_Data:_
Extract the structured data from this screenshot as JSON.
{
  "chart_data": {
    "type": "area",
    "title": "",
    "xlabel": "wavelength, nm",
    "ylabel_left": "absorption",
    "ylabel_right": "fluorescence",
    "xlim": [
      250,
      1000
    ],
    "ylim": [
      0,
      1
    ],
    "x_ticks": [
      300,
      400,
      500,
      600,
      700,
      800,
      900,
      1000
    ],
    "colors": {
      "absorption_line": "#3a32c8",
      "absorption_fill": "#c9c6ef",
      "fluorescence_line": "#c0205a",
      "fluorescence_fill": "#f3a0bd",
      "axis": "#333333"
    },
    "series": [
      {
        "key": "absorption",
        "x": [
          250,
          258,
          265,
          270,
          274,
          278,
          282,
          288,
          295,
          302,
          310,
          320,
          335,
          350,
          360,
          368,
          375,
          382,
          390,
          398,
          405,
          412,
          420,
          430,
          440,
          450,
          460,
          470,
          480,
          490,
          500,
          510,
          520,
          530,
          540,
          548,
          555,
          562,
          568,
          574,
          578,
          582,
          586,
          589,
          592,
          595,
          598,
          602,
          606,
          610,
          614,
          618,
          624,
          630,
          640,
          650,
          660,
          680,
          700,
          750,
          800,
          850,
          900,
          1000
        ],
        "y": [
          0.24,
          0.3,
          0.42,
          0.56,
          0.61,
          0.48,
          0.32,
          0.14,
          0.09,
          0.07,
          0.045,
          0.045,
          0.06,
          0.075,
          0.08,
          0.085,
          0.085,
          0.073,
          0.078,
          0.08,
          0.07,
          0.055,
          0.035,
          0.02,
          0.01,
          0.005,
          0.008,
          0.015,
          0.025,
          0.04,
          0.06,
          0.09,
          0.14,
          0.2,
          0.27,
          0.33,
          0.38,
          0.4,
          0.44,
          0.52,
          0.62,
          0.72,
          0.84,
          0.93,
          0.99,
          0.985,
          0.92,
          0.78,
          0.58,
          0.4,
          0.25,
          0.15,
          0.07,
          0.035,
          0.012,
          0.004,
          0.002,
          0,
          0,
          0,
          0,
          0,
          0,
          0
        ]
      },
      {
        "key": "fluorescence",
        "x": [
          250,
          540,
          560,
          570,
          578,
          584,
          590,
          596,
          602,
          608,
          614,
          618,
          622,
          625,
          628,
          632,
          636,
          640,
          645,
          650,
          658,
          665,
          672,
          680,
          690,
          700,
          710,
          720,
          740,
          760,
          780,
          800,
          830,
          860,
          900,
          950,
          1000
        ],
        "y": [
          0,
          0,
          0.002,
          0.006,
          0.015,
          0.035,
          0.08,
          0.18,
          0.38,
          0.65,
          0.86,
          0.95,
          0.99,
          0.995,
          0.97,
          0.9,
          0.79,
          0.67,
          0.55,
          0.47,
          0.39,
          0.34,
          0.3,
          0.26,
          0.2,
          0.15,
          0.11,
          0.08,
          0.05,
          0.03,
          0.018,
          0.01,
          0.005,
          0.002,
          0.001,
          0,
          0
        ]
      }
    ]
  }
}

_What you should do:_
Retype the entries one by one, exactly.

_Result:_
Extract the structured data from this screenshot as JSON.
{
  "chart_data": {
    "type": "area",
    "title": "",
    "xlabel": "wavelength, nm",
    "ylabel_left": "absorption",
    "ylabel_right": "fluorescence",
    "xlim": [
      250,
      1000
    ],
    "ylim": [
      0,
      1
    ],
    "x_ticks": [
      300,
      400,
      500,
      600,
      700,
      800,
      900,
      1000
    ],
    "colors": {
      "absorption_line": "#3a32c8",
      "absorption_fill": "#c9c6ef",
      "fluorescence_line": "#c0205a",
      "fluorescence_fill": "#f3a0bd",
      "axis": "#333333"
    },
    "series": [
      {
        "key": "absorption",
        "x": [
          250,
          258,
          265,
          270,
          274,
          278,
          282,
          288,
          295,
          302,
          310,
          320,
          335,
          350,
          360,
          368,
          375,
          382,
          390,
          398,
          405,
          412,
          420,
          430,
          440,
          450,
          460,
          470,
          480,
          490,
          500,
          510,
          520,
          530,
          540,
          548,
          555,
          562,
          568,
          574,
          578,
          582,
          586,
          589,
          592,
          595,
          598,
          602,
          606,
          610,
          614,
          618,
          624,
          630,
          640,
          650,
          660,
          680,
          700,
          750,
          800,
          850,
          900,
          1000
        ],
        "y": [
          0.24,
          0.3,
          0.42,
          0.56,
          0.61,
          0.48,
          0.32,
          0.14,
          0.09,
          0.07,
          0.045,
          0.045,
          0.06,
          0.075,
          0.08,
          0.085,
          0.085,
          0.073,
          0.078,
          0.08,
          0.07,
          0.055,
          0.035,
          0.02,
          0.01,
          0.005,
          0.008,
          0.015,
          0.025,
          0.04,
          0.06,
          0.09,
          0.14,
          0.2,
          0.27,
          0.33,
          0.38,
          0.4,
          0.44,
          0.52,
          0.62,
          0.72,
          0.84,
          0.93,
          0.99,
          0.985,
          0.92,
          0.78,
          0.58,
          0.4,
          0.25,
          0.15,
          0.07,
          0.035,
          0.012,
          0.004,
          0.002,
          0,
          0,
          0,
          0,
          0,
          0,
          0
        ]
      },
      {
        "key": "fluorescence",
        "x": [
          250,
          540,
          560,
          570,
          578,
          584,
          590,
          596,
          602,
          608,
          614,
          618,
          622,
          625,
          628,
          632,
          636,
          640,
          645,
          650,
          658,
          665,
          672,
          680,
          690,
          700,
          710,
          720,
          740,
          760,
          780,
          800,
          830,
          860,
          900,
          950,
          1000
        ],
        "y": [
          0,
          0,
          0.002,
          0.006,
          0.015,
          0.035,
          0.08,
          0.18,
          0.38,
          0.65,
          0.86,
          0.95,
          0.99,
          0.995,
          0.97,
          0.9,
          0.79,
          0.67,
          0.55,
          0.47,
          0.39,
          0.34,
          0.3,
          0.26,
          0.2,
          0.15,
          0.11,
          0.08,
          0.05,
          0.03,
          0.018,
          0.01,
          0.005,
          0.002,
          0.001,
          0,
          0
        ]
      }
    ]
  }
}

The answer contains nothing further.